• Exercise task:
In full and without alteration, give the listing again.
*** Input
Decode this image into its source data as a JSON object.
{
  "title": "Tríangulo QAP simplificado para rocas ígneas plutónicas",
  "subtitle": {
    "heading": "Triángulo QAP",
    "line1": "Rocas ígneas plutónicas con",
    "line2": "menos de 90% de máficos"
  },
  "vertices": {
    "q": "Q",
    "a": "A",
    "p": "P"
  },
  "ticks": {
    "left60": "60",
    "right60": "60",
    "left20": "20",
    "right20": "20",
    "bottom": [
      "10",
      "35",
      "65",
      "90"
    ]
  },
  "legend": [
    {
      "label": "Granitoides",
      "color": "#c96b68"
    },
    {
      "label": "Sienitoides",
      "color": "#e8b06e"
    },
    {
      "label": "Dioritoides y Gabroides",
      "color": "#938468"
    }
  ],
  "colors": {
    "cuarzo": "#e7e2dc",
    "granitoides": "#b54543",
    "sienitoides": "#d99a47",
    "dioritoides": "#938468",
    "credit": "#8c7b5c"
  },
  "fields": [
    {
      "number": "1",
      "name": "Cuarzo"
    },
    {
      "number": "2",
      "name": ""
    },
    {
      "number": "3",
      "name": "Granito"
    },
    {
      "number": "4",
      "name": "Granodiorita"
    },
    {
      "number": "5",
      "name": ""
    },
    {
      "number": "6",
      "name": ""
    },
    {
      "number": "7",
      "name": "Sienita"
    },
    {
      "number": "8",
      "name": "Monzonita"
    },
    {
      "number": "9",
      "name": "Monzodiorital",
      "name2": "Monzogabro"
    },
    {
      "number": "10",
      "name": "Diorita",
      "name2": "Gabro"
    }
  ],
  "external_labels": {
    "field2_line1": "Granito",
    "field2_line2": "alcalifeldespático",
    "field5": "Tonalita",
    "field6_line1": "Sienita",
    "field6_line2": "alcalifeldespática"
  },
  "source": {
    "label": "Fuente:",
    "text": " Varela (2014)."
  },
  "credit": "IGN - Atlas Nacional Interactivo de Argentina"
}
******
• Task output:
Decode this image into its source data as a JSON object.
{
  "title": "Tríangulo QAP simplificado para rocas ígneas plutónicas",
  "subtitle": {
    "heading": "Triángulo QAP",
    "line1": "Rocas ígneas plutónicas con",
    "line2": "menos de 90% de máficos"
  },
  "vertices": {
    "q": "Q",
    "a": "A",
    "p": "P"
  },
  "ticks": {
    "left60": "60",
    "right60": "60",
    "left20": "20",
    "right20": "20",
    "bottom": [
      "10",
      "35",
      "65",
      "90"
    ]
  },
  "legend": [
    {
      "label": "Granitoides",
      "color": "#c96b68"
    },
    {
      "label": "Sienitoides",
      "color": "#e8b06e"
    },
    {
      "label": "Dioritoides y Gabroides",
      "color": "#938468"
    }
  ],
  "colors": {
    "cuarzo": "#e7e2dc",
    "granitoides": "#b54543",
    "sienitoides": "#d99a47",
    "dioritoides": "#938468",
    "credit": "#8c7b5c"
  },
  "fields": [
    {
      "number": "1",
      "name": "Cuarzo"
    },
    {
      "number": "2",
      "name": ""
    },
    {
      "number": "3",
      "name": "Granito"
    },
    {
      "number": "4",
      "name": "Granodiorita"
    },
    {
      "number": "5",
      "name": ""
    },
    {
      "number": "6",
      "name": ""
    },
    {
      "number": "7",
      "name": "Sienita"
    },
    {
      "number": "8",
      "name": "Monzonita"
    },
    {
      "number": "9",
      "name": "Monzodiorital",
      "name2": "Monzogabro"
    },
    {
      "number": "10",
      "name": "Diorita",
      "name2": "Gabro"
    }
  ],
  "external_labels": {
    "field2_line1": "Granito",
    "field2_line2": "alcalifeldespático",
    "field5": "Tonalita",
    "field6_line1": "Sienita",
    "field6_line2": "alcalifeldespática"
  },
  "source": {
    "label": "Fuente:",
    "text": " Varela (2014)."
  },
  "credit": "IGN - Atlas Nacional Interactivo de Argentina"
}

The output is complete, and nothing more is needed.